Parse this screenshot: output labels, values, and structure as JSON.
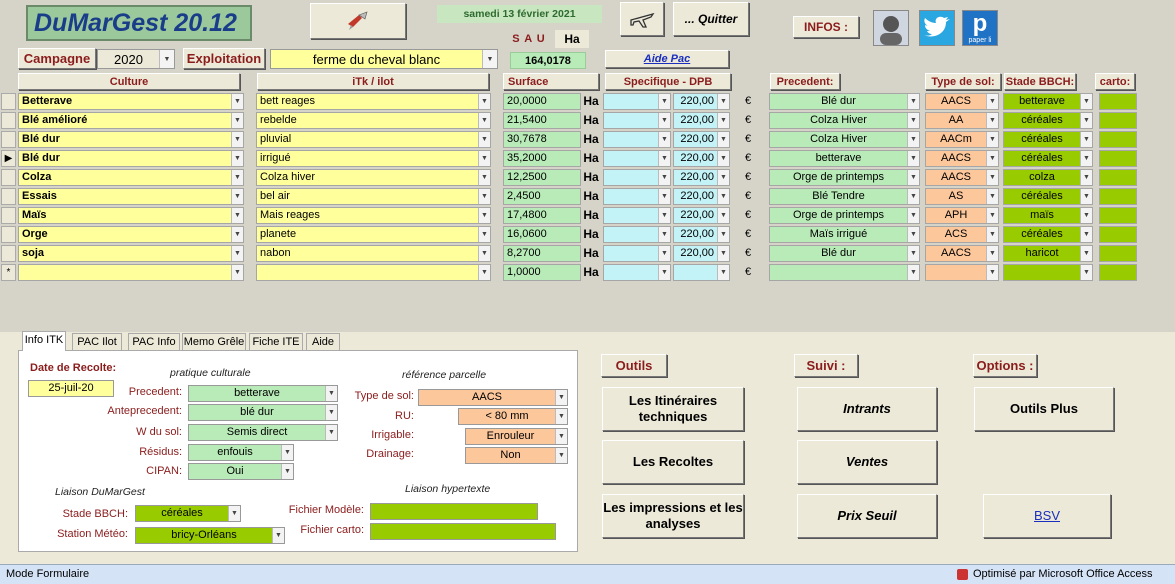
{
  "app": {
    "logo": "DuMarGest 20.12",
    "date": "samedi 13 février 2021",
    "quit": "... Quitter",
    "infos": "INFOS :",
    "sau_label": "S A U :",
    "sau_unit": "Ha",
    "sau_value": "164,0178",
    "aide_pac": "Aide Pac",
    "twitter_icon": "twitter-icon",
    "paper_icon": "paper-li-icon",
    "paper_caption": "paper li"
  },
  "filters": {
    "campagne_label": "Campagne",
    "campagne_value": "2020",
    "exploitation_label": "Exploitation",
    "exploitation_value": "ferme du cheval blanc"
  },
  "headers": {
    "culture": "Culture",
    "itk": "iTk /  ilot",
    "surface": "Surface",
    "specifique": "Specifique  -  DPB",
    "precedent": "Precedent:",
    "type_sol": "Type de sol:",
    "stade": "Stade BBCH:",
    "carto": "carto:"
  },
  "rows": [
    {
      "culture": "Betterave",
      "itk": "bett reages",
      "surface": "20,0000",
      "ha": "Ha",
      "dpb": "220,00",
      "eur": "€",
      "precedent": "Blé dur",
      "sol": "AACS",
      "stade": "betterave"
    },
    {
      "culture": "Blé amélioré",
      "itk": "rebelde",
      "surface": "21,5400",
      "ha": "Ha",
      "dpb": "220,00",
      "eur": "€",
      "precedent": "Colza Hiver",
      "sol": "AA",
      "stade": "céréales"
    },
    {
      "culture": "Blé dur",
      "itk": "pluvial",
      "surface": "30,7678",
      "ha": "Ha",
      "dpb": "220,00",
      "eur": "€",
      "precedent": "Colza Hiver",
      "sol": "AACm",
      "stade": "céréales"
    },
    {
      "culture": "Blé dur",
      "itk": "irrigué",
      "surface": "35,2000",
      "ha": "Ha",
      "dpb": "220,00",
      "eur": "€",
      "precedent": "betterave",
      "sol": "AACS",
      "stade": "céréales"
    },
    {
      "culture": "Colza",
      "itk": "Colza hiver",
      "surface": "12,2500",
      "ha": "Ha",
      "dpb": "220,00",
      "eur": "€",
      "precedent": "Orge de printemps",
      "sol": "AACS",
      "stade": "colza"
    },
    {
      "culture": "Essais",
      "itk": "bel air",
      "surface": "2,4500",
      "ha": "Ha",
      "dpb": "220,00",
      "eur": "€",
      "precedent": "Blé Tendre",
      "sol": "AS",
      "stade": "céréales"
    },
    {
      "culture": "Maïs",
      "itk": "Mais reages",
      "surface": "17,4800",
      "ha": "Ha",
      "dpb": "220,00",
      "eur": "€",
      "precedent": "Orge de printemps",
      "sol": "APH",
      "stade": "maïs"
    },
    {
      "culture": "Orge",
      "itk": "planete",
      "surface": "16,0600",
      "ha": "Ha",
      "dpb": "220,00",
      "eur": "€",
      "precedent": "Maïs irrigué",
      "sol": "ACS",
      "stade": "céréales"
    },
    {
      "culture": "soja",
      "itk": "nabon",
      "surface": "8,2700",
      "ha": "Ha",
      "dpb": "220,00",
      "eur": "€",
      "precedent": "Blé dur",
      "sol": "AACS",
      "stade": "haricot"
    },
    {
      "culture": "",
      "itk": "",
      "surface": "1,0000",
      "ha": "Ha",
      "dpb": "",
      "eur": "€",
      "precedent": "",
      "sol": "",
      "stade": ""
    }
  ],
  "new_row_marker": "*",
  "tabs": [
    "Info ITK",
    "PAC Ilot",
    "PAC Info",
    "Memo Grêle",
    "Fiche ITE",
    "Aide"
  ],
  "panel": {
    "date_label": "Date de Recolte:",
    "date_value": "25-juil-20",
    "pratique": "pratique culturale",
    "reference": "référence parcelle",
    "precedent_label": "Precedent:",
    "precedent_value": "betterave",
    "anteprecedent_label": "Anteprecedent:",
    "anteprecedent_value": "blé dur",
    "wsol_label": "W  du sol:",
    "wsol_value": "Semis direct",
    "residus_label": "Résidus:",
    "residus_value": "enfouis",
    "cipan_label": "CIPAN:",
    "cipan_value": "Oui",
    "typesol_label": "Type de sol:",
    "typesol_value": "AACS",
    "ru_label": "RU:",
    "ru_value": "< 80 mm",
    "irrigable_label": "Irrigable:",
    "irrigable_value": "Enrouleur",
    "drainage_label": "Drainage:",
    "drainage_value": "Non",
    "liaison_dmg": "Liaison DuMarGest",
    "liaison_hyper": "Liaison hypertexte",
    "stade_label": "Stade BBCH:",
    "stade_value": "céréales",
    "station_label": "Station Météo:",
    "station_value": "bricy-Orléans",
    "fichier_modele_label": "Fichier Modèle:",
    "fichier_carto_label": "Fichier carto:"
  },
  "outils": {
    "title": "Outils",
    "b1": "Les Itinéraires techniques",
    "b2": "Les Recoltes",
    "b3": "Les impressions et les analyses"
  },
  "suivi": {
    "title": "Suivi :",
    "b1": "Intrants",
    "b2": "Ventes",
    "b3": "Prix Seuil"
  },
  "options": {
    "title": "Options :",
    "b1": "Outils Plus",
    "b2": "BSV"
  },
  "status": {
    "left": "Mode Formulaire",
    "right": "Optimisé par Microsoft Office Access"
  }
}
────────
» **The problem**
Copy the material shown above in full and exactly. Skip the pictures.

» **Solution to this task**
Parse this screenshot: output labels, values, and structure as JSON.
{
  "app": {
    "logo": "DuMarGest 20.12",
    "date": "samedi 13 février 2021",
    "quit": "... Quitter",
    "infos": "INFOS :",
    "sau_label": "S A U :",
    "sau_unit": "Ha",
    "sau_value": "164,0178",
    "aide_pac": "Aide Pac",
    "twitter_icon": "twitter-icon",
    "paper_icon": "paper-li-icon",
    "paper_caption": "paper li"
  },
  "filters": {
    "campagne_label": "Campagne",
    "campagne_value": "2020",
    "exploitation_label": "Exploitation",
    "exploitation_value": "ferme du cheval blanc"
  },
  "headers": {
    "culture": "Culture",
    "itk": "iTk /  ilot",
    "surface": "Surface",
    "specifique": "Specifique  -  DPB",
    "precedent": "Precedent:",
    "type_sol": "Type de sol:",
    "stade": "Stade BBCH:",
    "carto": "carto:"
  },
  "rows": [
    {
      "culture": "Betterave",
      "itk": "bett reages",
      "surface": "20,0000",
      "ha": "Ha",
      "dpb": "220,00",
      "eur": "€",
      "precedent": "Blé dur",
      "sol": "AACS",
      "stade": "betterave"
    },
    {
      "culture": "Blé amélioré",
      "itk": "rebelde",
      "surface": "21,5400",
      "ha": "Ha",
      "dpb": "220,00",
      "eur": "€",
      "precedent": "Colza Hiver",
      "sol": "AA",
      "stade": "céréales"
    },
    {
      "culture": "Blé dur",
      "itk": "pluvial",
      "surface": "30,7678",
      "ha": "Ha",
      "dpb": "220,00",
      "eur": "€",
      "precedent": "Colza Hiver",
      "sol": "AACm",
      "stade": "céréales"
    },
    {
      "culture": "Blé dur",
      "itk": "irrigué",
      "surface": "35,2000",
      "ha": "Ha",
      "dpb": "220,00",
      "eur": "€",
      "precedent": "betterave",
      "sol": "AACS",
      "stade": "céréales"
    },
    {
      "culture": "Colza",
      "itk": "Colza hiver",
      "surface": "12,2500",
      "ha": "Ha",
      "dpb": "220,00",
      "eur": "€",
      "precedent": "Orge de printemps",
      "sol": "AACS",
      "stade": "colza"
    },
    {
      "culture": "Essais",
      "itk": "bel air",
      "surface": "2,4500",
      "ha": "Ha",
      "dpb": "220,00",
      "eur": "€",
      "precedent": "Blé Tendre",
      "sol": "AS",
      "stade": "céréales"
    },
    {
      "culture": "Maïs",
      "itk": "Mais reages",
      "surface": "17,4800",
      "ha": "Ha",
      "dpb": "220,00",
      "eur": "€",
      "precedent": "Orge de printemps",
      "sol": "APH",
      "stade": "maïs"
    },
    {
      "culture": "Orge",
      "itk": "planete",
      "surface": "16,0600",
      "ha": "Ha",
      "dpb": "220,00",
      "eur": "€",
      "precedent": "Maïs irrigué",
      "sol": "ACS",
      "stade": "céréales"
    },
    {
      "culture": "soja",
      "itk": "nabon",
      "surface": "8,2700",
      "ha": "Ha",
      "dpb": "220,00",
      "eur": "€",
      "precedent": "Blé dur",
      "sol": "AACS",
      "stade": "haricot"
    },
    {
      "culture": "",
      "itk": "",
      "surface": "1,0000",
      "ha": "Ha",
      "dpb": "",
      "eur": "€",
      "precedent": "",
      "sol": "",
      "stade": ""
    }
  ],
  "new_row_marker": "*",
  "tabs": [
    "Info ITK",
    "PAC Ilot",
    "PAC Info",
    "Memo Grêle",
    "Fiche ITE",
    "Aide"
  ],
  "panel": {
    "date_label": "Date de Recolte:",
    "date_value": "25-juil-20",
    "pratique": "pratique culturale",
    "reference": "référence parcelle",
    "precedent_label": "Precedent:",
    "precedent_value": "betterave",
    "anteprecedent_label": "Anteprecedent:",
    "anteprecedent_value": "blé dur",
    "wsol_label": "W  du sol:",
    "wsol_value": "Semis direct",
    "residus_label": "Résidus:",
    "residus_value": "enfouis",
    "cipan_label": "CIPAN:",
    "cipan_value": "Oui",
    "typesol_label": "Type de sol:",
    "typesol_value": "AACS",
    "ru_label": "RU:",
    "ru_value": "< 80 mm",
    "irrigable_label": "Irrigable:",
    "irrigable_value": "Enrouleur",
    "drainage_label": "Drainage:",
    "drainage_value": "Non",
    "liaison_dmg": "Liaison DuMarGest",
    "liaison_hyper": "Liaison hypertexte",
    "stade_label": "Stade BBCH:",
    "stade_value": "céréales",
    "station_label": "Station Météo:",
    "station_value": "bricy-Orléans",
    "fichier_modele_label": "Fichier Modèle:",
    "fichier_carto_label": "Fichier carto:"
  },
  "outils": {
    "title": "Outils",
    "b1": "Les Itinéraires techniques",
    "b2": "Les Recoltes",
    "b3": "Les impressions et les analyses"
  },
  "suivi": {
    "title": "Suivi :",
    "b1": "Intrants",
    "b2": "Ventes",
    "b3": "Prix Seuil"
  },
  "options": {
    "title": "Options :",
    "b1": "Outils Plus",
    "b2": "BSV"
  },
  "status": {
    "left": "Mode Formulaire",
    "right": "Optimisé par Microsoft Office Access"
  }
}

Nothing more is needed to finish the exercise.